=== Collected data ===

--- Begin ---

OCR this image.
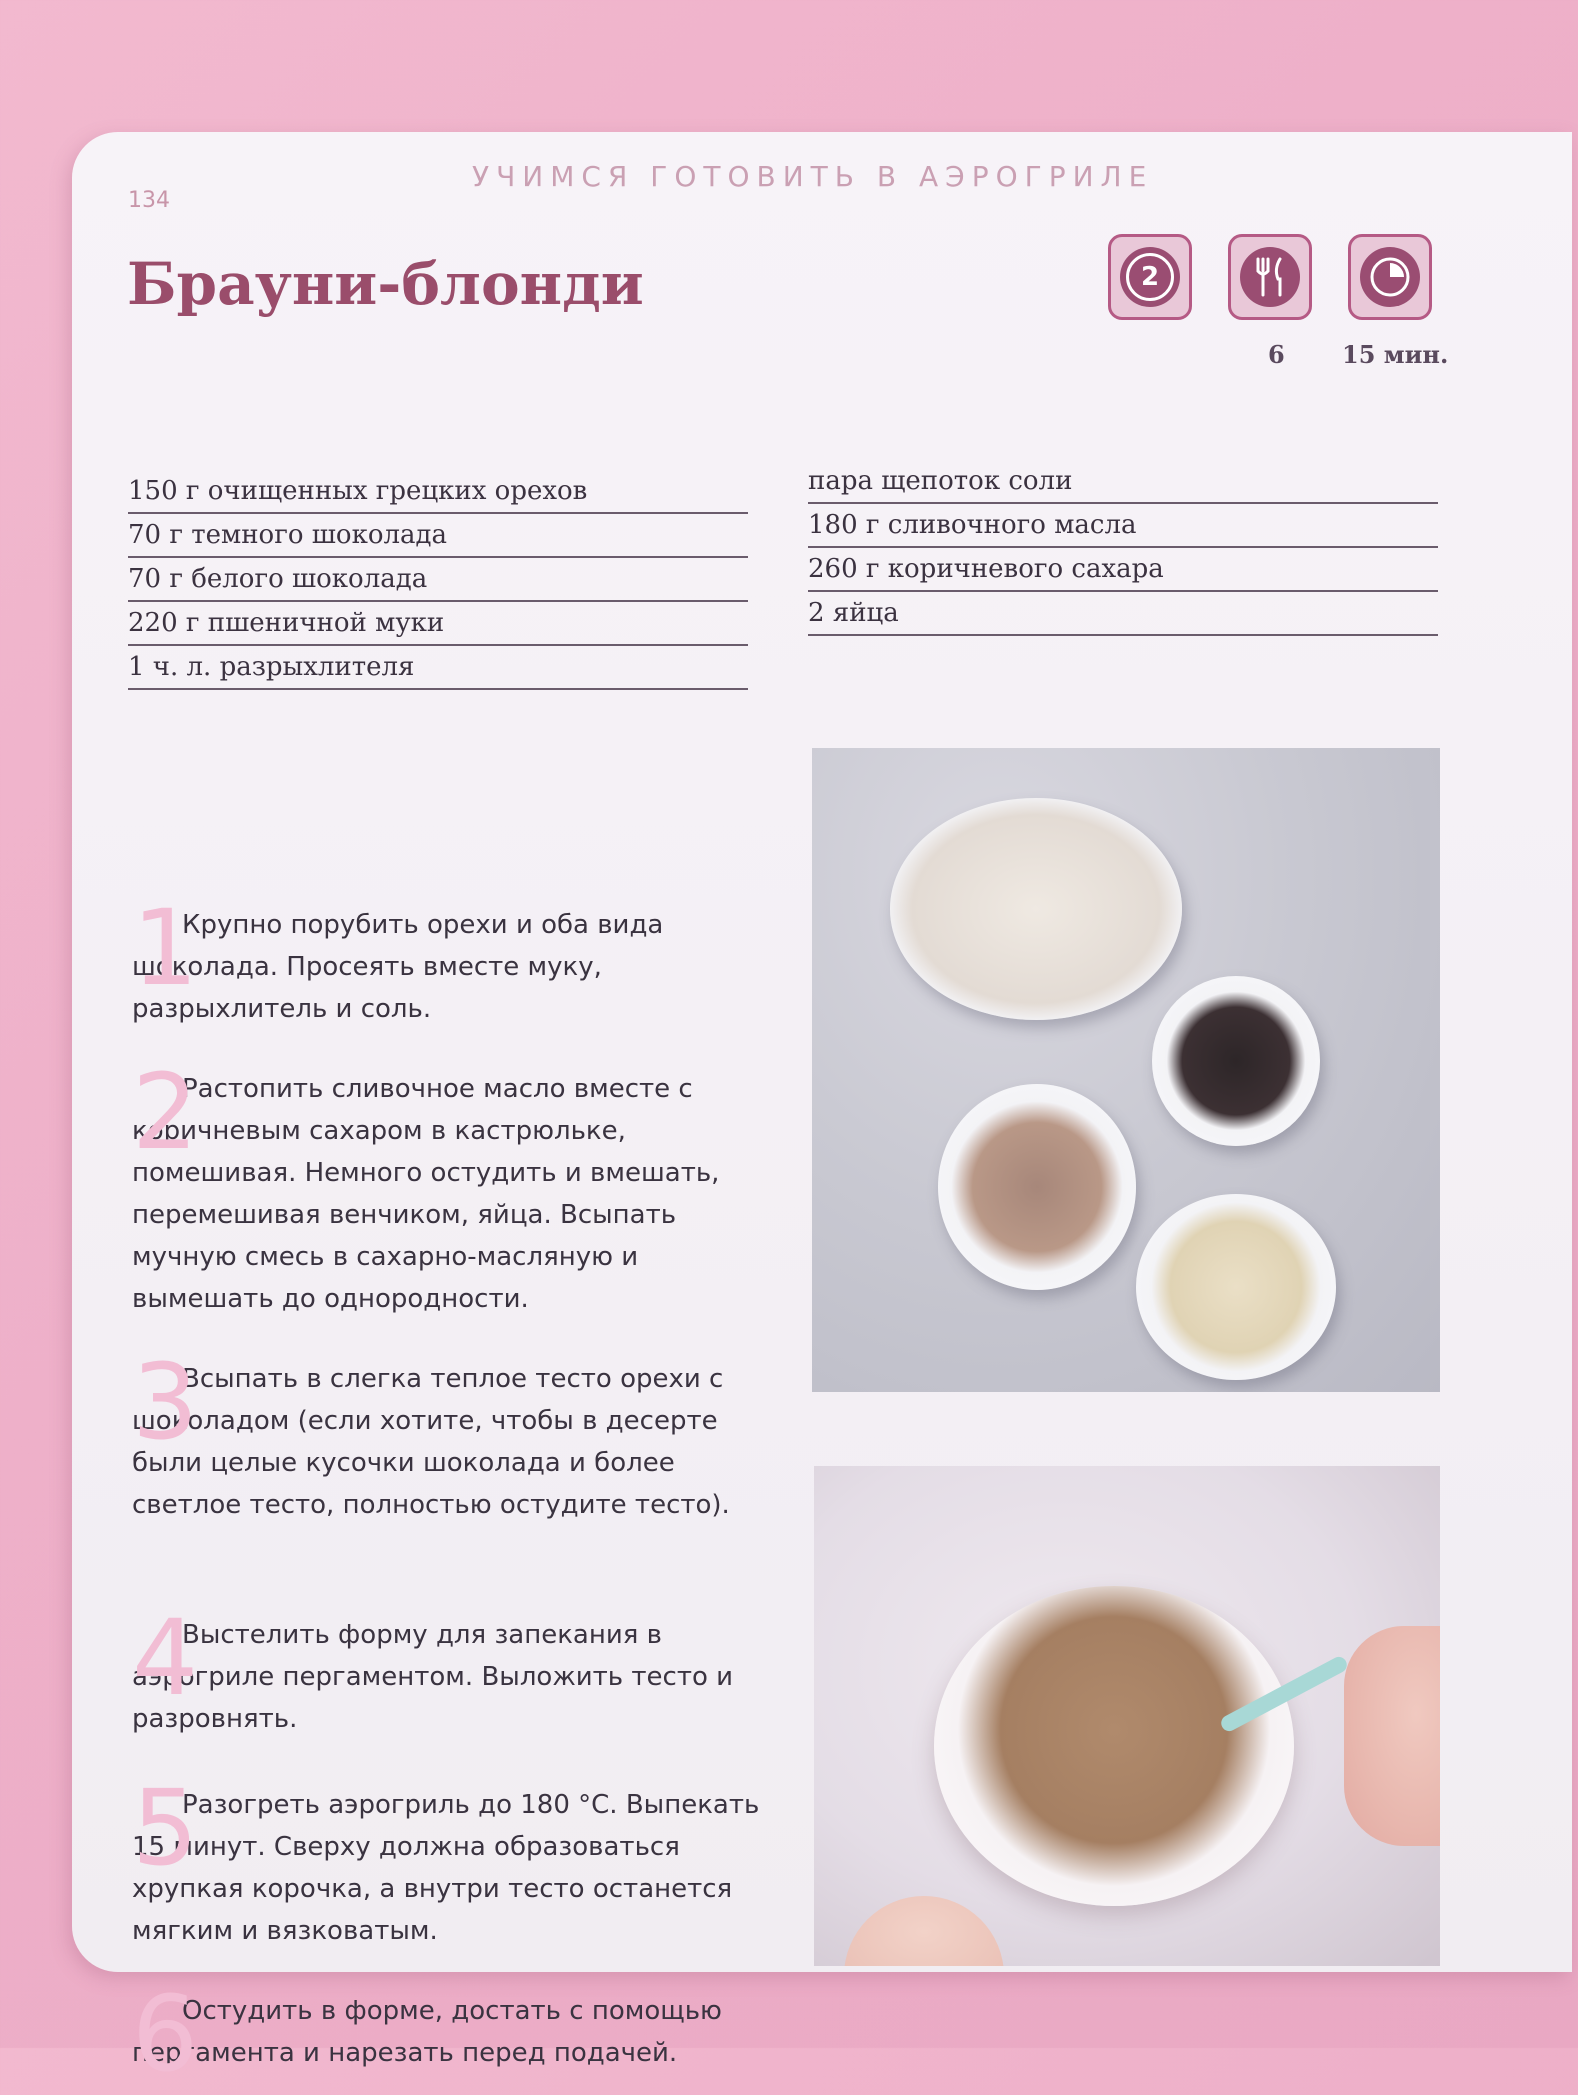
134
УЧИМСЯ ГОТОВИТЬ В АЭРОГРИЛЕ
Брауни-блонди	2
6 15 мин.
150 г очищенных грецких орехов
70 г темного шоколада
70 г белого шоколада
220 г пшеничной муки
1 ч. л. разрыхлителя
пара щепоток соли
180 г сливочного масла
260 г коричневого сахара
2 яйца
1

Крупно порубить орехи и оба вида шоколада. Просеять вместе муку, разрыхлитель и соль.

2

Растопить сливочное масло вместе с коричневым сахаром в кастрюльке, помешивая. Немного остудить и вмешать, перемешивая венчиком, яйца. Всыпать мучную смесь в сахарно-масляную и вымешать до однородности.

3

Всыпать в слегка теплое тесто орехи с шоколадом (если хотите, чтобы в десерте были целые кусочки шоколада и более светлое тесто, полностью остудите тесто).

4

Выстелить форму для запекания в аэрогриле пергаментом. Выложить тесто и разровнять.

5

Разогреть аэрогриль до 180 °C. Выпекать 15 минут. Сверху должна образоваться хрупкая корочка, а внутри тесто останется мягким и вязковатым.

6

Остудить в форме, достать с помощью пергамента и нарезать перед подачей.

--- End ---

=== THE EXERCISE ===
Using the data above, print every line exactly, omitting pictures.

=== WRITTEN SOLUTION ===
OCR this image.
134
УЧИМСЯ ГОТОВИТЬ В АЭРОГРИЛЕ
Брауни-блонди	2
6 15 мин.
150 г очищенных грецких орехов
70 г темного шоколада
70 г белого шоколада
220 г пшеничной муки
1 ч. л. разрыхлителя
пара щепоток соли
180 г сливочного масла
260 г коричневого сахара
2 яйца
1

Крупно порубить орехи и оба вида шоколада. Просеять вместе муку, разрыхлитель и соль.

2

Растопить сливочное масло вместе с коричневым сахаром в кастрюльке, помешивая. Немного остудить и вмешать, перемешивая венчиком, яйца. Всыпать мучную смесь в сахарно-масляную и вымешать до однородности.

3

Всыпать в слегка теплое тесто орехи с шоколадом (если хотите, чтобы в десерте были целые кусочки шоколада и более светлое тесто, полностью остудите тесто).

4

Выстелить форму для запекания в аэрогриле пергаментом. Выложить тесто и разровнять.

5

Разогреть аэрогриль до 180 °C. Выпекать 15 минут. Сверху должна образоваться хрупкая корочка, а внутри тесто останется мягким и вязковатым.

6

Остудить в форме, достать с помощью пергамента и нарезать перед подачей.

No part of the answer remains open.